Ausgewählter Auszug:
# RM Sattelrohr Alu Di=26,8mm gesucht



## summit (24. August 2004)

Hi,

suche zum Bau einer Sattelstützenverlängerung ein ausgemustertes Alu-Sattelrohr z.B. aus einem Rahmenbruch mit Rocky-Innendurchmesser 26,8mm.

Evtl. kann mir Phil Claus von BikeAction weiterhelfen?

Danke schon mal im Voraus,
Armin


----------



## krankedbiker (25. August 2004)

Wo wir schonmal dabei sind, das selbe könnte ich auch noch gebrauchen.

Hey Armin, das Geld ist heute gekommen. Ich bring das Paket geich zur Post. Sollte dann Morgen oder Freitag bei dir sein.


----------



## MTB-News.de




----------



## Phil Claus (25. August 2004)

Aufgabe 1: Benenne im Thread zum Sattelrohr „Alu-Sattelrohr“ in „Stahl-Sattelrohr“ um und gib dabei den Abschnitt von „## summit (24.“ bis einschließlich „mit Rocky-Innendurchmesser 26,8mm.“ wieder.
Aufgabe 2: Fasse den Thread zum Sattelrohr in zwei Sätzen zusammen.
Aufgabe 3: Knüpfe an den Thread zum Sattelrohr an und schreibe ihn dort weiter, wo er aufhört.

Gespeicherte Einträge
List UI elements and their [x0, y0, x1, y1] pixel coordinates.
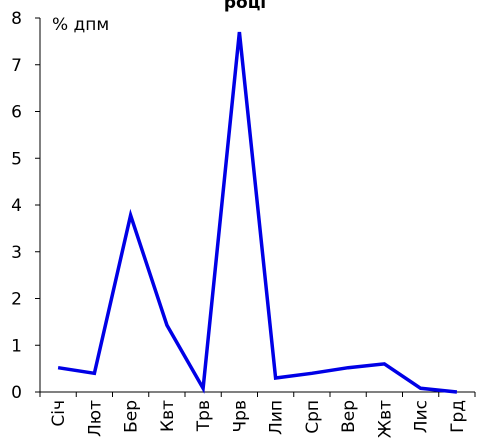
series-line: [57, 31, 458, 394]
x-tick-label: Лют: [85, 400, 105, 437]
y-tick-label: 0: [11, 383, 22, 403]
y-axis-unit-label: % дпм: [52, 15, 109, 35]
y-tick-label: 3: [11, 243, 22, 263]
y-tick-label: 2: [11, 290, 22, 310]
x-tick-label: Лис: [412, 400, 432, 433]
x-tick-label: Чрв: [230, 400, 250, 432]
x-tick-label: Лип: [267, 400, 287, 435]
x-tick-label: Бер: [122, 400, 142, 433]
x-tick-label: Срп: [303, 400, 323, 434]
x-tick-label: Грд: [448, 400, 468, 433]
x-tick-label: Жвт: [375, 400, 395, 438]
series-layer: [57, 31, 458, 394]
x-tick-label: Вер: [339, 400, 359, 433]
y-tick-label: 8: [11, 9, 22, 29]
y-tick-label: 7: [11, 56, 22, 76]
x-tick-label: Січ: [49, 400, 69, 427]
y-tick-label: 1: [11, 336, 22, 356]
chart-title: році: [224, 0, 266, 13]
y-axis-ticks: 0 1 2 3 4 5 6 7 8: [11, 9, 40, 403]
x-tick-label: Квт: [158, 400, 178, 432]
x-axis-ticks: Січ Лют Бер Квт Трв Чрв Лип Срп Вер Жвт Лис Грд: [39, 392, 476, 438]
y-tick-label: 5: [11, 149, 22, 169]
x-tick-label: Трв: [194, 400, 214, 432]
y-tick-label: 6: [11, 103, 22, 123]
y-tick-label: 4: [11, 196, 22, 216]
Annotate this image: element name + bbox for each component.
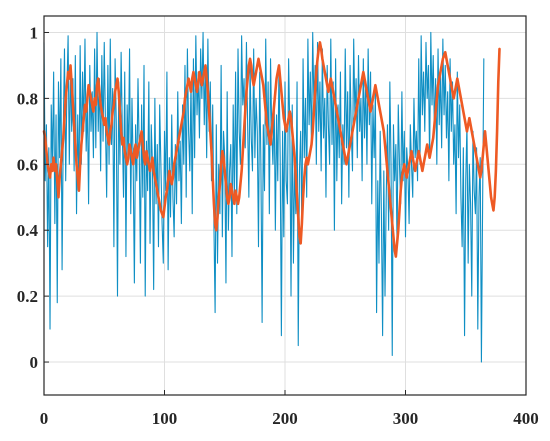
y-tick-label: 0.8 (17, 89, 38, 108)
y-axis-tick-labels: 0 0.2 0.4 0.6 0.8 1 (17, 23, 39, 372)
axis-ticks (43, 31, 527, 395)
x-tick-label: 100 (152, 409, 178, 428)
x-tick-label: 200 (272, 409, 298, 428)
y-tick-label: 0.6 (17, 155, 38, 174)
series-line-blue (43, 31, 485, 363)
y-tick-label: 0.2 (17, 287, 38, 306)
x-tick-label: 0 (40, 409, 49, 428)
series-layer (42, 31, 501, 363)
x-tick-label: 400 (513, 409, 539, 428)
grid (43, 16, 527, 395)
y-tick-label: 0 (30, 353, 39, 372)
x-tick-label: 300 (393, 409, 419, 428)
y-tick-label: 0.4 (17, 221, 39, 240)
series-line-orange (42, 41, 501, 258)
y-tick-label: 1 (30, 23, 39, 42)
x-axis-tick-labels: 0 100 200 300 400 (40, 409, 539, 428)
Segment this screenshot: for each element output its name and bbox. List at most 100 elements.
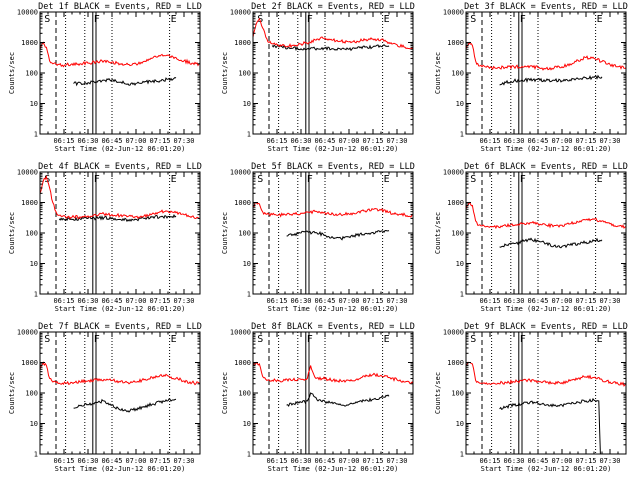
chart-panel-7: Det 7f BLACK = Events, RED = LLD S F E 1 10 10… [8,322,202,473]
segment-marker-s: S [257,334,263,345]
y-tick-label: 1 [34,291,38,299]
x-tick-label: 06:45 [314,457,335,465]
chart-panel-5: Det 5f BLACK = Events, RED = LLD S F E 1 10 10… [221,162,415,313]
segment-marker-e: E [171,334,177,345]
segment-marker-s: S [470,334,476,345]
series-line-lld [39,361,201,386]
y-axis-label: Counts/sec [221,212,229,254]
chart-title: Det 5f BLACK = Events, RED = LLD [251,162,415,172]
x-tick-label: 06:15 [53,137,74,145]
x-tick-label: 07:00 [338,137,359,145]
y-tick-label: 100 [238,390,251,398]
x-tick-label: 06:15 [266,457,287,465]
chart-panel-8: Det 8f BLACK = Events, RED = LLD S F E 1 10 10… [221,322,415,473]
series-line-lld [465,361,627,387]
y-tick-label: 1000 [234,39,251,47]
x-tick-label: 06:45 [101,457,122,465]
segment-marker-f: F [307,174,313,185]
x-tick-label: 07:15 [149,297,170,305]
x-tick-label: 06:15 [479,297,500,305]
y-tick-label: 1000 [447,39,464,47]
series-line-lld [465,201,627,230]
series-line-events [73,76,177,87]
x-tick-label: 06:15 [266,297,287,305]
plot-frame [465,171,627,295]
y-tick-label: 10000 [230,9,251,17]
x-tick-label: 06:30 [503,137,524,145]
x-tick-label: 07:30 [386,457,407,465]
y-tick-label: 10 [456,260,464,268]
x-axis-label: Start Time (02-Jun-12 06:01:20) [481,145,612,153]
segment-marker-f: F [307,334,313,345]
y-axis-label: Counts/sec [8,52,16,94]
x-axis-label: Start Time (02-Jun-12 06:01:20) [481,465,612,473]
x-tick-label: 06:45 [527,297,548,305]
chart-title: Det 9f BLACK = Events, RED = LLD [464,322,628,332]
y-tick-label: 1 [34,451,38,459]
x-tick-label: 06:45 [527,137,548,145]
y-tick-label: 1 [247,131,251,139]
y-tick-label: 1 [460,451,464,459]
x-tick-label: 06:45 [527,457,548,465]
x-tick-label: 07:15 [149,457,170,465]
segment-marker-s: S [257,174,263,185]
series-line-lld [252,201,414,218]
y-tick-label: 1 [460,131,464,139]
plot-frame [39,11,201,135]
y-tick-label: 1000 [234,359,251,367]
x-tick-label: 06:30 [503,297,524,305]
x-tick-label: 07:15 [575,457,596,465]
plot-frame [252,11,414,135]
segment-marker-s: S [470,14,476,25]
x-tick-label: 07:00 [551,297,572,305]
x-axis-label: Start Time (02-Jun-12 06:01:20) [55,465,186,473]
x-tick-label: 07:30 [173,297,194,305]
y-tick-label: 10000 [17,9,38,17]
y-tick-label: 1 [460,291,464,299]
y-axis-label: Counts/sec [221,52,229,94]
segment-marker-f: F [94,174,100,185]
x-tick-label: 07:00 [551,137,572,145]
segment-marker-f: F [94,14,100,25]
x-tick-label: 06:30 [77,137,98,145]
x-tick-label: 06:30 [290,457,311,465]
plot-frame [252,331,414,455]
chart-panel-9: Det 9f BLACK = Events, RED = LLD S F E 1 10 10… [434,322,628,473]
x-axis-label: Start Time (02-Jun-12 06:01:20) [55,145,186,153]
x-tick-label: 07:00 [338,457,359,465]
y-tick-label: 10000 [17,329,38,337]
series-line-events [271,43,390,52]
series-line-lld [252,361,414,385]
segment-marker-e: E [171,174,177,185]
x-tick-label: 07:15 [575,297,596,305]
y-tick-label: 10 [243,260,251,268]
x-axis-label: Start Time (02-Jun-12 06:01:20) [268,465,399,473]
y-tick-label: 100 [238,70,251,78]
series-line-lld [39,175,201,220]
chart-title: Det 1f BLACK = Events, RED = LLD [38,2,202,12]
segment-marker-s: S [470,174,476,185]
series-line-events [58,213,177,223]
segment-marker-e: E [384,14,390,25]
y-tick-label: 1000 [21,359,38,367]
y-tick-label: 100 [25,390,38,398]
x-axis-label: Start Time (02-Jun-12 06:01:20) [481,305,612,313]
y-tick-label: 10 [456,420,464,428]
x-tick-label: 07:15 [575,137,596,145]
x-tick-label: 07:00 [338,297,359,305]
segment-marker-f: F [94,334,100,345]
segment-marker-s: S [44,334,50,345]
y-tick-label: 10000 [443,329,464,337]
segment-marker-s: S [44,14,50,25]
y-tick-label: 10000 [17,169,38,177]
x-tick-label: 07:15 [362,297,383,305]
x-axis-label: Start Time (02-Jun-12 06:01:20) [268,145,399,153]
x-tick-label: 06:30 [77,457,98,465]
x-tick-label: 06:30 [290,297,311,305]
y-tick-label: 10000 [230,169,251,177]
series-line-events [499,397,601,455]
x-tick-label: 07:30 [386,137,407,145]
series-line-events [73,398,177,413]
series-line-lld [252,17,414,50]
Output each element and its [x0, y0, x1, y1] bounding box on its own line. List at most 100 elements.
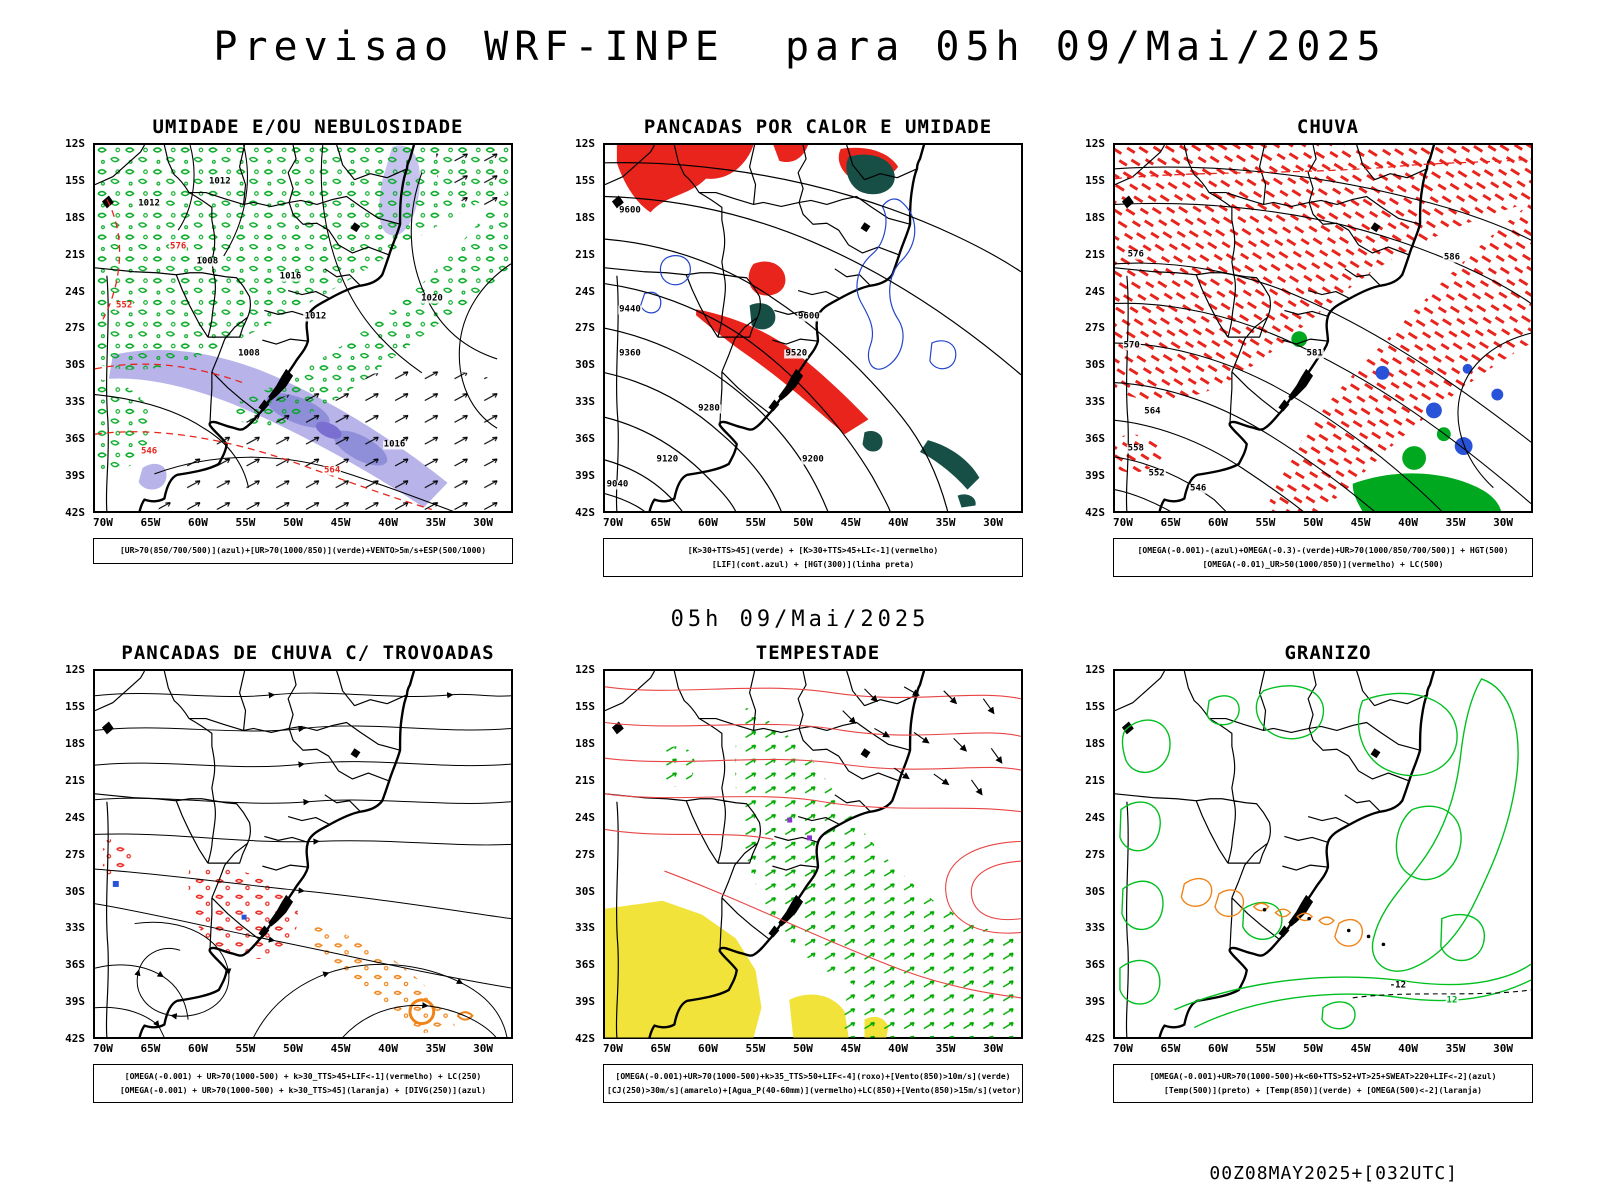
- lat-tick-label: 15S: [65, 700, 85, 714]
- lon-tick-label: 45W: [840, 516, 861, 529]
- lat-tick-label: 15S: [575, 700, 595, 714]
- legend-line: [Temp(500)](preto) + [Temp(850)](verde) …: [1164, 1085, 1482, 1095]
- lat-tick-label: 42S: [65, 505, 85, 519]
- longitude-axis: 70W 65W 60W 55W 50W 45W 40W 35W 30W: [93, 1042, 513, 1055]
- lon-tick-label: 70W: [603, 516, 623, 529]
- rain-blue-areas: [1375, 363, 1504, 456]
- contour-value-label: 1012: [303, 311, 328, 322]
- lat-tick-label: 24S: [65, 284, 85, 298]
- contour-value-label: 9600: [796, 311, 821, 322]
- contour-value-label: 576: [169, 241, 188, 252]
- lat-tick-label: 18S: [65, 736, 85, 750]
- latitude-axis: 12S 15S 18S 21S 24S 27S 30S 33S 36S 39S 42S: [1079, 138, 1109, 518]
- lat-tick-label: 15S: [65, 173, 85, 187]
- panel-granizo: GRANIZO: [1077, 642, 1543, 1104]
- panel-title-trovoadas: PANCADAS DE CHUVA C/ TROVOADAS: [121, 642, 495, 665]
- lon-tick-label: 70W: [1113, 516, 1133, 529]
- longitude-axis: 70W 65W 60W 55W 50W 45W 40W 35W 30W: [1113, 516, 1533, 529]
- lat-tick-label: 33S: [1085, 921, 1105, 935]
- lat-tick-label: 36S: [65, 958, 85, 972]
- lon-tick-label: 65W: [1160, 1042, 1181, 1056]
- lat-tick-label: 30S: [575, 358, 595, 372]
- lat-tick-label: 18S: [1085, 736, 1105, 750]
- lat-tick-label: 24S: [575, 284, 595, 298]
- lat-tick-label: 21S: [1085, 247, 1105, 261]
- lat-tick-label: 36S: [65, 432, 85, 446]
- weather-map-pancadas-calor: 12S 15S 18S 21S 24S 27S 30S 33S 36S 39S 42S 9600 94…: [575, 138, 1023, 518]
- longitude-axis: 70W 65W 60W 55W 50W 45W 40W 35W 30W: [1113, 1042, 1533, 1055]
- panel-title-pancadas-calor: PANCADAS POR CALOR E UMIDADE: [643, 116, 993, 138]
- legend-line: [OMEGA(-0.001)+UR>70(1000-500)+k<60+TTS>…: [1149, 1072, 1497, 1082]
- hgt500-contours: [1115, 166, 1531, 512]
- lat-tick-label: 42S: [65, 1032, 85, 1046]
- lon-tick-label: 40W: [888, 516, 908, 529]
- lif-blue-contours: [640, 198, 957, 370]
- legend-line: [OMEGA(-0.01)_UR>50(1000/850)](vermelho)…: [1202, 559, 1444, 569]
- lon-tick-label: 35W: [425, 516, 446, 529]
- lat-tick-label: 12S: [65, 663, 85, 677]
- lat-tick-label: 21S: [1085, 773, 1105, 787]
- hgt300-contours: [605, 162, 1021, 512]
- lat-tick-label: 27S: [1085, 321, 1105, 335]
- lat-tick-label: 33S: [65, 921, 85, 935]
- model-run-label: 00Z08MAY2025+[032UTC]: [1209, 1163, 1458, 1184]
- lat-tick-label: 18S: [1085, 210, 1105, 224]
- longitude-axis: 70W 65W 60W 55W 50W 45W 40W 35W 30W: [603, 1042, 1023, 1055]
- thunderstorm-red-areas: [102, 839, 298, 960]
- legend-box-granizo: [OMEGA(-0.001)+UR>70(1000-500)+k<60+TTS>…: [1113, 1064, 1533, 1104]
- lat-tick-label: 36S: [575, 432, 595, 446]
- contour-value-label: 586: [1442, 252, 1462, 263]
- top-row: UMIDADE E/OU NEBULOSIDADE: [0, 116, 1600, 578]
- lon-tick-label: 50W: [793, 1042, 813, 1056]
- panel-tempestade: TEMPESTADE: [567, 642, 1033, 1104]
- contour-value-label: 9120: [655, 454, 680, 465]
- lon-tick-label: 50W: [1303, 516, 1323, 529]
- contour-value-label: 1008: [195, 256, 220, 267]
- lon-tick-label: 70W: [603, 1042, 623, 1056]
- contour-value-label: 552: [114, 300, 134, 311]
- lat-tick-label: 12S: [1085, 137, 1105, 150]
- panel-pancadas-calor: PANCADAS POR CALOR E UMIDADE: [567, 116, 1033, 578]
- omega500-orange-contours: [1180, 878, 1363, 947]
- contour-value-label: 9280: [697, 403, 721, 414]
- lon-tick-label: 55W: [1255, 516, 1276, 529]
- legend-line: [OMEGA(-0.001)+UR>70(1000-500)+k>35_TTS>…: [615, 1072, 1011, 1082]
- temp500-black-contour: [1352, 989, 1531, 999]
- latitude-axis: 12S 15S 18S 21S 24S 27S 30S 33S 36S 39S 42S: [59, 664, 89, 1044]
- latitude-axis: 12S 15S 18S 21S 24S 27S 30S 33S 36S 39S 42S: [569, 138, 599, 518]
- lat-tick-label: 18S: [65, 210, 85, 224]
- lat-tick-label: 27S: [65, 321, 85, 335]
- lon-tick-label: 40W: [1398, 516, 1418, 529]
- contour-value-label: 9200: [801, 454, 825, 465]
- lat-tick-label: 39S: [575, 995, 595, 1009]
- lat-tick-label: 24S: [1085, 810, 1105, 824]
- legend-box-tempestade: [OMEGA(-0.001)+UR>70(1000-500)+k>35_TTS>…: [603, 1064, 1023, 1104]
- latitude-axis: 12S 15S 18S 21S 24S 27S 30S 33S 36S 39S 42S: [59, 138, 89, 518]
- lon-tick-label: 45W: [330, 1042, 351, 1056]
- weather-map-chuva: 12S 15S 18S 21S 24S 27S 30S 33S 36S 39S 42S 586 581…: [1085, 138, 1533, 518]
- lat-tick-label: 42S: [575, 505, 595, 519]
- lon-tick-label: 55W: [745, 516, 766, 529]
- lat-tick-label: 12S: [575, 137, 595, 150]
- lat-tick-label: 39S: [1085, 469, 1105, 483]
- lon-tick-label: 70W: [1113, 1042, 1133, 1056]
- legend-box-pancadas-calor: [K>30+TTS>45](verde) + [K>30+TTS>45+LI<-…: [603, 538, 1023, 578]
- map-canvas-tempestade: [605, 671, 1021, 1038]
- lon-tick-label: 45W: [330, 516, 351, 529]
- lat-tick-label: 21S: [65, 773, 85, 787]
- lon-tick-label: 55W: [235, 1042, 256, 1056]
- lat-tick-label: 15S: [1085, 700, 1105, 714]
- panel-umidade: UMIDADE E/OU NEBULOSIDADE: [57, 116, 523, 577]
- lon-tick-label: 40W: [1398, 1042, 1418, 1056]
- map-canvas-pancadas-calor: [605, 145, 1021, 512]
- weather-map-trovoadas: 12S 15S 18S 21S 24S 27S 30S 33S 36S 39S 42S: [65, 664, 513, 1044]
- contour-value-label: 1016: [278, 271, 303, 282]
- lat-tick-label: 12S: [575, 663, 595, 677]
- lat-tick-label: 42S: [1085, 505, 1105, 519]
- lat-tick-label: 21S: [575, 773, 595, 787]
- lat-tick-label: 33S: [1085, 395, 1105, 409]
- contour-value-label: 552: [1147, 468, 1166, 479]
- lat-tick-label: 21S: [65, 247, 85, 261]
- panel-title-tempestade: TEMPESTADE: [755, 642, 881, 665]
- map-canvas-granizo: [1115, 671, 1531, 1038]
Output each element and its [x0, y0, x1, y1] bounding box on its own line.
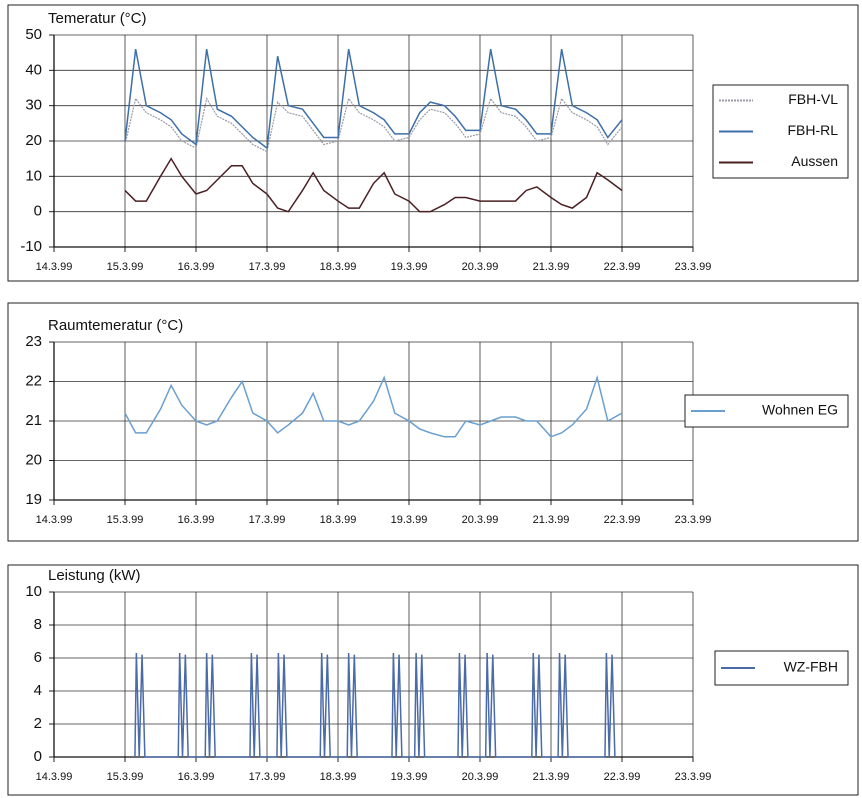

Ergebnis 1:
## summit (24. August 2004)

Hi,

suche zum Bau einer Sattelstützenverlängerung ein ausgemustertes Stahl-Sattelrohr z.B. aus einem Rahmenbruch mit Rocky-Innendurchmesser 26,8mm.

Ergebnis 2: Armin sucht für den Bau einer Sattelstützenverlängerung ein ausgemustertes Alu-Sattelrohr mit 26,8 mm Innendurchmesser, etwa aus einem Rahmenbruch, und fragt, ob Phil Claus von BikeAction helfen kann. krankedbiker könnte dasselbe auch gebrauchen und meldet Armin, dass das Geld angekommen ist und das Paket gleich zur Post geht.

Ergebnis 3:
Sorry guys,

we do not have any old warranty frames currently here.


----------



## summit (25. August 2004)

krankedbiker schrieb:
			
		

> Wo wir schonmal dabei sind, das selbe könnte ich auch noch gebrauchen.


Ein Sattelrohr für zwei Verlängerungen sollte reichen.

Hier könnten wir mal nachfragen. 26,8mm ist halt nicht so verbreitet. Übernimmst Du auch einen Teil oder hast Du einen Rahmenbauer in Deiner Nähe?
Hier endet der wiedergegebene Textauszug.